● SELECTED TEXT:
-*-*-

How many crosspatched sources I should look at, to try my luck with?

Have fun,

-- Francesco

Stuart Young

unread,
Jan 30, 2002, 1:35:08 AM1/30/02
to linux-...@vger.kernel.org, Jeff Garzik, Olaf Dietsche, John Weber
At 08:18 PM 29/01/02 -0500, Jeff Garzik wrote:
>On Wed, Jan 30, 2002 at 12:00:11PM +1100, Stuart Young wrote:
> > Perhaps it's time we set up a specific lkml-patch mailing list, and leave
>
>I like the suggestion (most recently, of Daniel? pardon if I
>miscredit) of having patches-2.[45]@vger.kernel.org type addresses,
>which would archive patches, and have a high noise-to-signal ratio.
>Maybe even filter out all non-patches.
>
>The big issue I cannot decide upon is whether standard e-mails should be
> To: torvalds@
> CC: patches-2.4@
>or just
> To: patches-2.4@
>
>(I'm guessing Linus would prefer the first, but who knows)

Perhaps it'd be easier for patches-2.4 to actually send a copy to whoever
is the relevant maintainer of a "section" (which could be worked out from
the path in the patch, as long as it's made relevant to linux/) as well as
the 2.4 maintainer? There is a lot of things that can be done here.

-*-*-

● GIVEN INFORMATION:
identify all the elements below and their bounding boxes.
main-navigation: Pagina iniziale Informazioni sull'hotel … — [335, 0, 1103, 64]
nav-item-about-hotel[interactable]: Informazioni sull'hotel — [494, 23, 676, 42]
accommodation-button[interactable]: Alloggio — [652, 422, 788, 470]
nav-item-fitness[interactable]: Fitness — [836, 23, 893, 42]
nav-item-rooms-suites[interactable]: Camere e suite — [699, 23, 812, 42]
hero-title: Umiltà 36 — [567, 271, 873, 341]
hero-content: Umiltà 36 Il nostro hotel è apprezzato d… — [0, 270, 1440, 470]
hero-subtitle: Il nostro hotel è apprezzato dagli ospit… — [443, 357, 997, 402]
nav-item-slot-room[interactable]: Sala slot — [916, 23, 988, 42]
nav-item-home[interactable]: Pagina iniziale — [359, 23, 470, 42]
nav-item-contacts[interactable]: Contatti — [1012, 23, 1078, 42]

-*-*-

● TASK INSTRUCTIONS:
A) In the mailing-list excerpt, at what time and on what date did Jeff Garzik write the quoted message?
B) Rewrite the mailing-list excerpt from the words "-- Francesco" through "high noise-to-signal ratio.", replacing "addresses" with "aliases".

● EXERCISE RESULTS:
A) 08:18 PM on 29/01/02

B)
-- Francesco

Stuart Young

unread,
Jan 30, 2002, 1:35:08 AM1/30/02
to linux-...@vger.kernel.org, Jeff Garzik, Olaf Dietsche, John Weber
At 08:18 PM 29/01/02 -0500, Jeff Garzik wrote:
>On Wed, Jan 30, 2002 at 12:00:11PM +1100, Stuart Young wrote:
> > Perhaps it's time we set up a specific lkml-patch mailing list, and leave
>
>I like the suggestion (most recently, of Daniel? pardon if I
>miscredit) of having patches-2.[45]@vger.kernel.org type aliases,
>which would archive patches, and have a high noise-to-signal ratio.